-- START OF EXTRACTED DATA --

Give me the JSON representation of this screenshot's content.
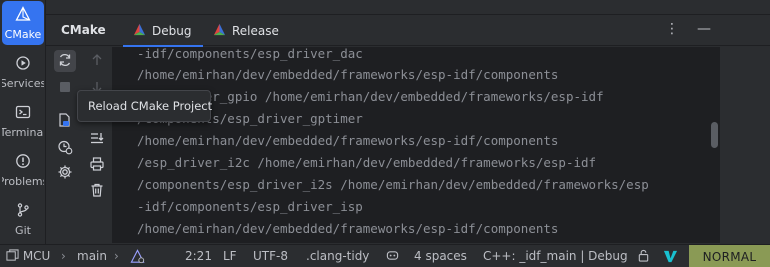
{
  "sidebar": {
    "items": [
      {
        "label": "CMake",
        "icon": "cmake-triangle-icon"
      },
      {
        "label": "Services",
        "icon": "services-play-icon"
      },
      {
        "label": "Terminal",
        "icon": "terminal-icon"
      },
      {
        "label": "Problems",
        "icon": "problems-warning-icon"
      },
      {
        "label": "Git",
        "icon": "git-branch-icon"
      }
    ]
  },
  "toolwindow": {
    "title": "CMake",
    "tabs": [
      {
        "label": "Debug",
        "icon": "cmake-triangle-icon",
        "active": true
      },
      {
        "label": "Release",
        "icon": "cmake-triangle-icon",
        "active": false
      }
    ],
    "more_glyph": "⋮",
    "minimize_glyph": "—"
  },
  "tooltip": {
    "text": "Reload CMake Project"
  },
  "console": {
    "lines": [
      "-idf/components/esp_driver_dac",
      "/home/emirhan/dev/embedded/frameworks/esp-idf/components",
      "/esp_driver_gpio /home/emirhan/dev/embedded/frameworks/esp-idf",
      "/components/esp_driver_gptimer",
      "/home/emirhan/dev/embedded/frameworks/esp-idf/components",
      "/esp_driver_i2c /home/emirhan/dev/embedded/frameworks/esp-idf",
      "/components/esp_driver_i2s /home/emirhan/dev/embedded/frameworks/esp",
      "-idf/components/esp_driver_isp",
      "/home/emirhan/dev/embedded/frameworks/esp-idf/components"
    ]
  },
  "statusbar": {
    "project": "MCU",
    "branch": "main",
    "position": "2:21",
    "line_ending": "LF",
    "encoding": "UTF-8",
    "formatter": ".clang-tidy",
    "indent": "4 spaces",
    "context": "C++: _idf_main | Debug",
    "mode": "NORMAL"
  },
  "colors": {
    "accent": "#3574f0",
    "mode_badge": "#8a9a55",
    "cmake_red": "#e0443e",
    "cmake_green": "#4caf50",
    "cmake_blue": "#3b6fd8"
  }
}
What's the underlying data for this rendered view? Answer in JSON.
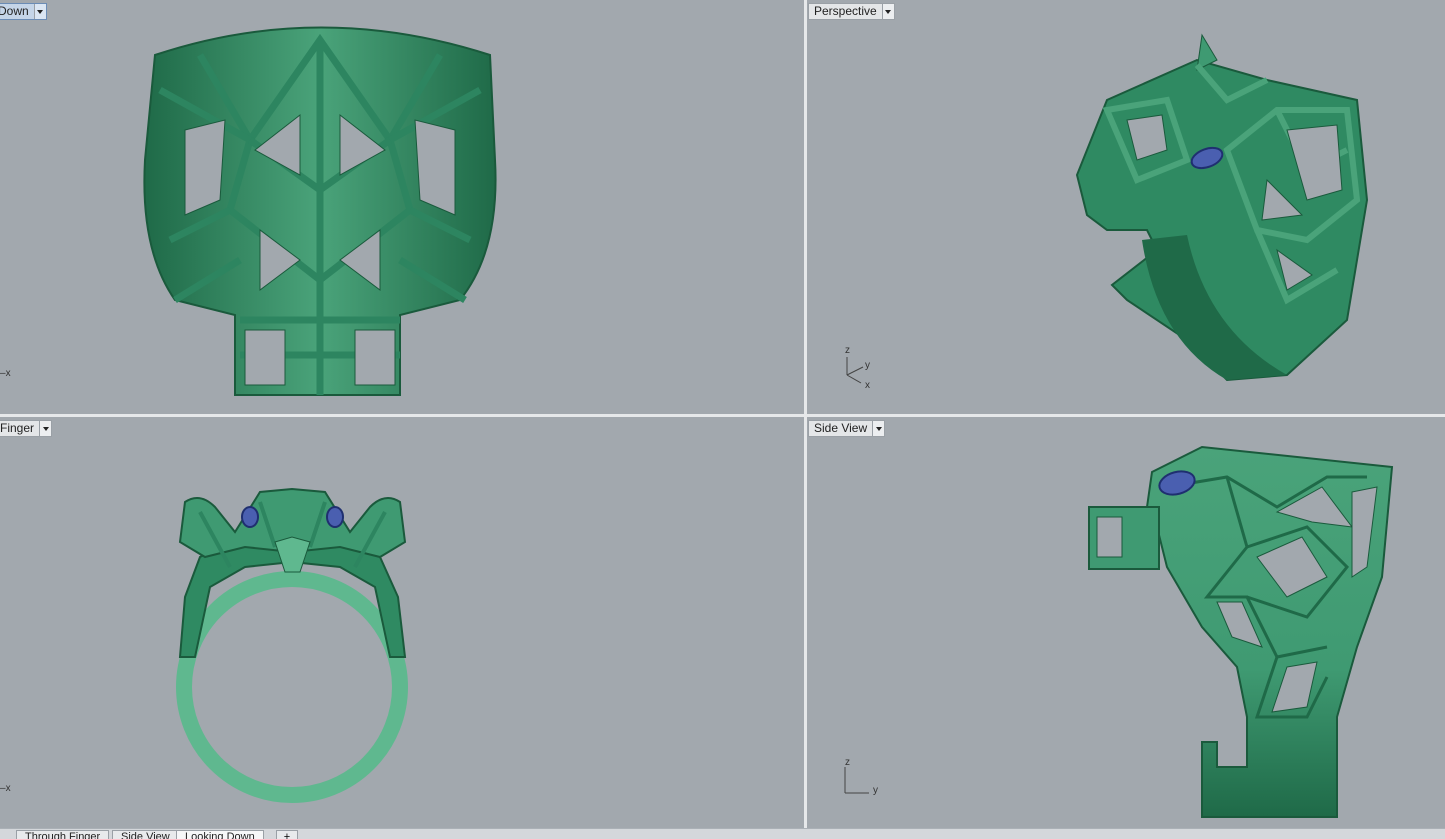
{
  "viewports": {
    "top_left": {
      "label": "Down",
      "active": true,
      "axis_x": "x"
    },
    "top_right": {
      "label": "Perspective",
      "axis_x": "x",
      "axis_y": "y",
      "axis_z": "z"
    },
    "bottom_left": {
      "label": "Finger",
      "axis_x": "x"
    },
    "bottom_right": {
      "label": "Side View",
      "axis_y": "y",
      "axis_z": "z"
    }
  },
  "tabs": [
    {
      "label": "Through Finger"
    },
    {
      "label": "Side View"
    },
    {
      "label": "Looking Down",
      "active": true
    }
  ],
  "tab_add_label": "+",
  "colors": {
    "viewport_bg": "#a2a8ae",
    "model_green": "#3f9a72",
    "model_dark": "#1f6a48",
    "gem_blue": "#4a5fb0"
  },
  "icons": [
    "dropdown-arrow-icon",
    "axis-triad-icon"
  ]
}
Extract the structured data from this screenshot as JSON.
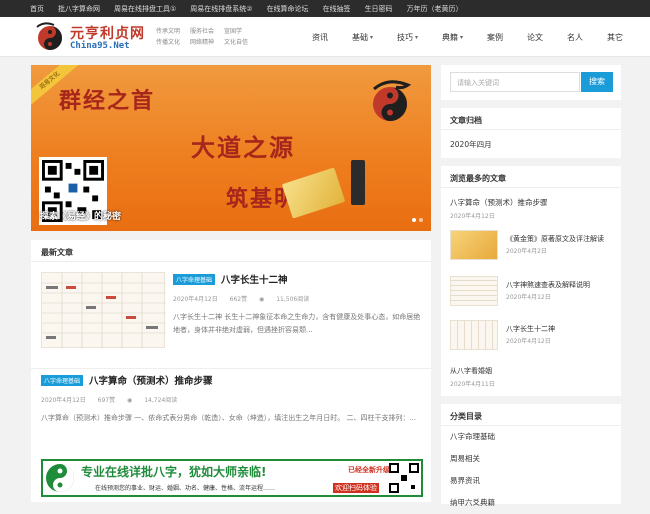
{
  "topbar": {
    "links": [
      "首页",
      "批八字算命网",
      "周易在线排盘工具①",
      "周易在线排盘系统②",
      "在线算命论坛",
      "在线抽签",
      "生日密码",
      "万年历（老黄历）"
    ]
  },
  "header": {
    "logo_title": "元亨利贞网",
    "logo_sub": "China95.Net",
    "slogans": [
      "传承文明",
      "服务社会",
      "宣国学",
      "传播文化",
      "网络精神",
      "文化自信"
    ],
    "nav": [
      {
        "label": "资讯",
        "dropdown": false
      },
      {
        "label": "基础",
        "dropdown": true
      },
      {
        "label": "技巧",
        "dropdown": true
      },
      {
        "label": "典籍",
        "dropdown": true
      },
      {
        "label": "案例",
        "dropdown": false
      },
      {
        "label": "论文",
        "dropdown": false
      },
      {
        "label": "名人",
        "dropdown": false
      },
      {
        "label": "其它",
        "dropdown": false
      }
    ]
  },
  "banner": {
    "ribbon": "周易文化",
    "line1": "群经之首",
    "line2": "大道之源",
    "line3": "筑基明德",
    "caption": "探索《易经》的秘密",
    "slide_count": 2,
    "active_slide": 1
  },
  "latest": {
    "heading": "最新文章",
    "posts": [
      {
        "tag": "八字命理基础",
        "title": "八字长生十二神",
        "date": "2020年4月12日",
        "likes": "662赞",
        "views": "11,506阅读",
        "excerpt": "八字长生十二神 长生十二神象征本命之生命力，含有健康及处事心态，如命居绝地者，身体并非绝对虚弱，但遇挫折容易颓..."
      },
      {
        "tag": "八字命理基础",
        "title": "八字算命（预测术）推命步骤",
        "date": "2020年4月12日",
        "likes": "697赞",
        "views": "14,724阅读",
        "excerpt": "八字算命（预测术）推命步骤 一、依命式表分男命（乾造）、女命（坤造），填注出生之年月日时。 二、四柱干支排列：..."
      }
    ],
    "ad": {
      "line1": "专业在线详批八字，犹如大师亲临!",
      "line2": "在线预测您的事业、财运、婚姻、功名、健康、性格、流年运程……",
      "badge1": "已经全新升级",
      "badge2": "欢迎扫码体验"
    }
  },
  "sidebar": {
    "search_placeholder": "请输入关键词",
    "search_button": "搜索",
    "archive_heading": "文章归档",
    "archive_items": [
      "2020年四月"
    ],
    "popular_heading": "浏览最多的文章",
    "popular": [
      {
        "title": "八字算命（预测术）推命步骤",
        "date": "2020年4月12日"
      },
      {
        "title": "《黄金策》原著原文及评注解读",
        "date": "2020年4月2日"
      },
      {
        "title": "八字神煞速查表及解释说明",
        "date": "2020年4月12日"
      },
      {
        "title": "八字长生十二神",
        "date": "2020年4月12日"
      },
      {
        "title": "从八字看婚姻",
        "date": "2020年4月11日"
      }
    ],
    "category_heading": "分类目录",
    "categories": [
      "八字命理基础",
      "周易相关",
      "易界资讯",
      "纳甲六爻典籍"
    ]
  },
  "colors": {
    "accent": "#1a9cd8",
    "banner": "#ee7d1e",
    "banner_text": "#a7261c",
    "topbar": "#2c2c2c"
  }
}
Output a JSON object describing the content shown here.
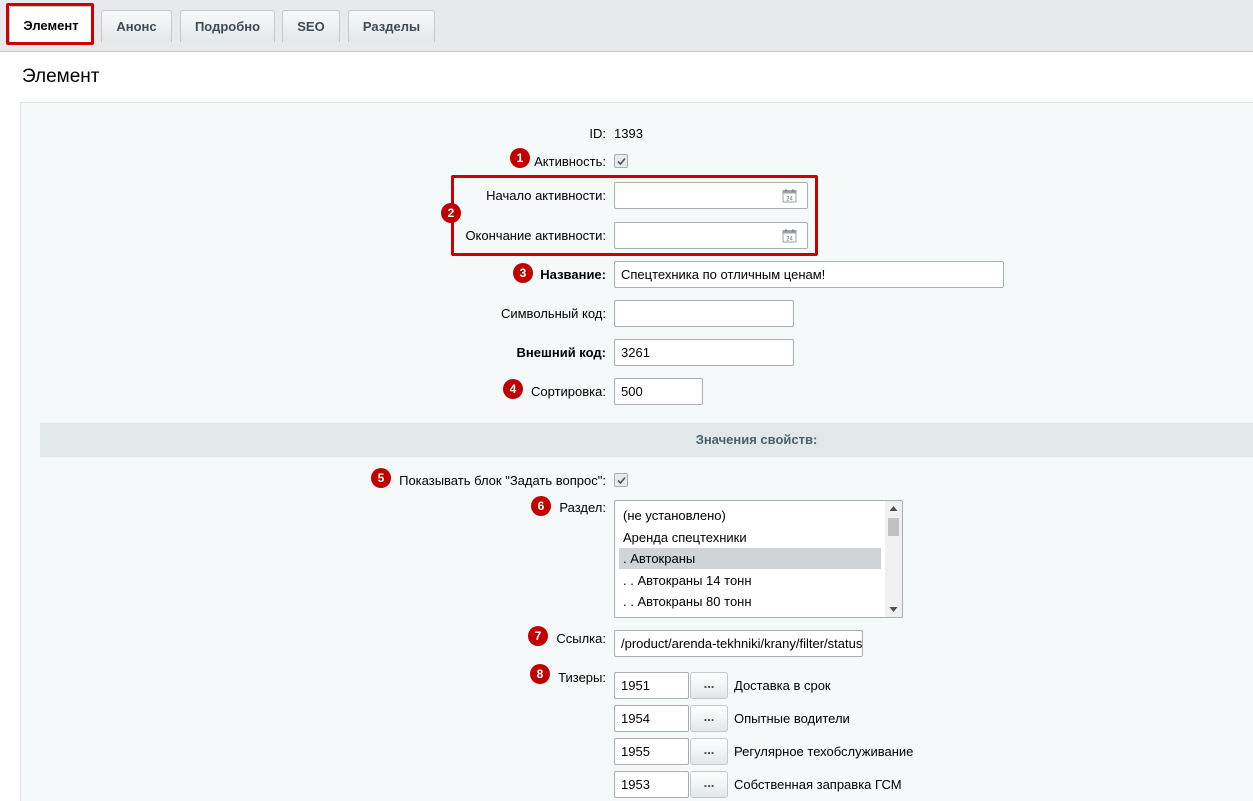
{
  "tabs": [
    {
      "label": "Элемент"
    },
    {
      "label": "Анонс"
    },
    {
      "label": "Подробно"
    },
    {
      "label": "SEO"
    },
    {
      "label": "Разделы"
    }
  ],
  "panel": {
    "title": "Элемент"
  },
  "fields": {
    "id": {
      "label": "ID:",
      "value": "1393"
    },
    "active": {
      "label": "Активность:",
      "checked": true
    },
    "active_from": {
      "label": "Начало активности:",
      "value": ""
    },
    "active_to": {
      "label": "Окончание активности:",
      "value": ""
    },
    "name": {
      "label": "Название:",
      "value": "Спецтехника по отличным ценам!"
    },
    "code": {
      "label": "Символьный код:",
      "value": ""
    },
    "xml_id": {
      "label": "Внешний код:",
      "value": "3261"
    },
    "sort": {
      "label": "Сортировка:",
      "value": "500"
    }
  },
  "properties": {
    "title": "Значения свойств:",
    "show_question": {
      "label": "Показывать блок \"Задать вопрос\":",
      "checked": true
    },
    "section": {
      "label": "Раздел:",
      "options": [
        "(не установлено)",
        "Аренда спецтехники",
        ". Автокраны",
        ". . Автокраны 14 тонн",
        ". . Автокраны 80 тонн"
      ],
      "selected_index": 2
    },
    "link": {
      "label": "Ссылка:",
      "value": "/product/arenda-tekhniki/krany/filter/status"
    },
    "teasers": {
      "label": "Тизеры:",
      "button_label": "...",
      "items": [
        {
          "id": "1951",
          "name": "Доставка в срок"
        },
        {
          "id": "1954",
          "name": "Опытные водители"
        },
        {
          "id": "1955",
          "name": "Регулярное техобслуживание"
        },
        {
          "id": "1953",
          "name": "Собственная заправка ГСМ"
        }
      ]
    }
  },
  "badges": [
    "1",
    "2",
    "3",
    "4",
    "5",
    "6",
    "7",
    "8"
  ],
  "colors": {
    "accent_red": "#c00000",
    "panel_bg": "#f5f9f9",
    "section_bg": "#e0e8ea"
  }
}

-- END OF EXTRACTED DATA --

> **WRITTEN EXERCISE**
Without the pictures, repeat exactly the lines running from the line containing "Output a JSON" through the end of the data, both ends included.

> **EXERCISE RESULT**
Output a JSON object describing the content shown here.
{
  "tabs": [
    {
      "label": "Элемент"
    },
    {
      "label": "Анонс"
    },
    {
      "label": "Подробно"
    },
    {
      "label": "SEO"
    },
    {
      "label": "Разделы"
    }
  ],
  "panel": {
    "title": "Элемент"
  },
  "fields": {
    "id": {
      "label": "ID:",
      "value": "1393"
    },
    "active": {
      "label": "Активность:",
      "checked": true
    },
    "active_from": {
      "label": "Начало активности:",
      "value": ""
    },
    "active_to": {
      "label": "Окончание активности:",
      "value": ""
    },
    "name": {
      "label": "Название:",
      "value": "Спецтехника по отличным ценам!"
    },
    "code": {
      "label": "Символьный код:",
      "value": ""
    },
    "xml_id": {
      "label": "Внешний код:",
      "value": "3261"
    },
    "sort": {
      "label": "Сортировка:",
      "value": "500"
    }
  },
  "properties": {
    "title": "Значения свойств:",
    "show_question": {
      "label": "Показывать блок \"Задать вопрос\":",
      "checked": true
    },
    "section": {
      "label": "Раздел:",
      "options": [
        "(не установлено)",
        "Аренда спецтехники",
        ". Автокраны",
        ". . Автокраны 14 тонн",
        ". . Автокраны 80 тонн"
      ],
      "selected_index": 2
    },
    "link": {
      "label": "Ссылка:",
      "value": "/product/arenda-tekhniki/krany/filter/status"
    },
    "teasers": {
      "label": "Тизеры:",
      "button_label": "...",
      "items": [
        {
          "id": "1951",
          "name": "Доставка в срок"
        },
        {
          "id": "1954",
          "name": "Опытные водители"
        },
        {
          "id": "1955",
          "name": "Регулярное техобслуживание"
        },
        {
          "id": "1953",
          "name": "Собственная заправка ГСМ"
        }
      ]
    }
  },
  "badges": [
    "1",
    "2",
    "3",
    "4",
    "5",
    "6",
    "7",
    "8"
  ],
  "colors": {
    "accent_red": "#c00000",
    "panel_bg": "#f5f9f9",
    "section_bg": "#e0e8ea"
  }
}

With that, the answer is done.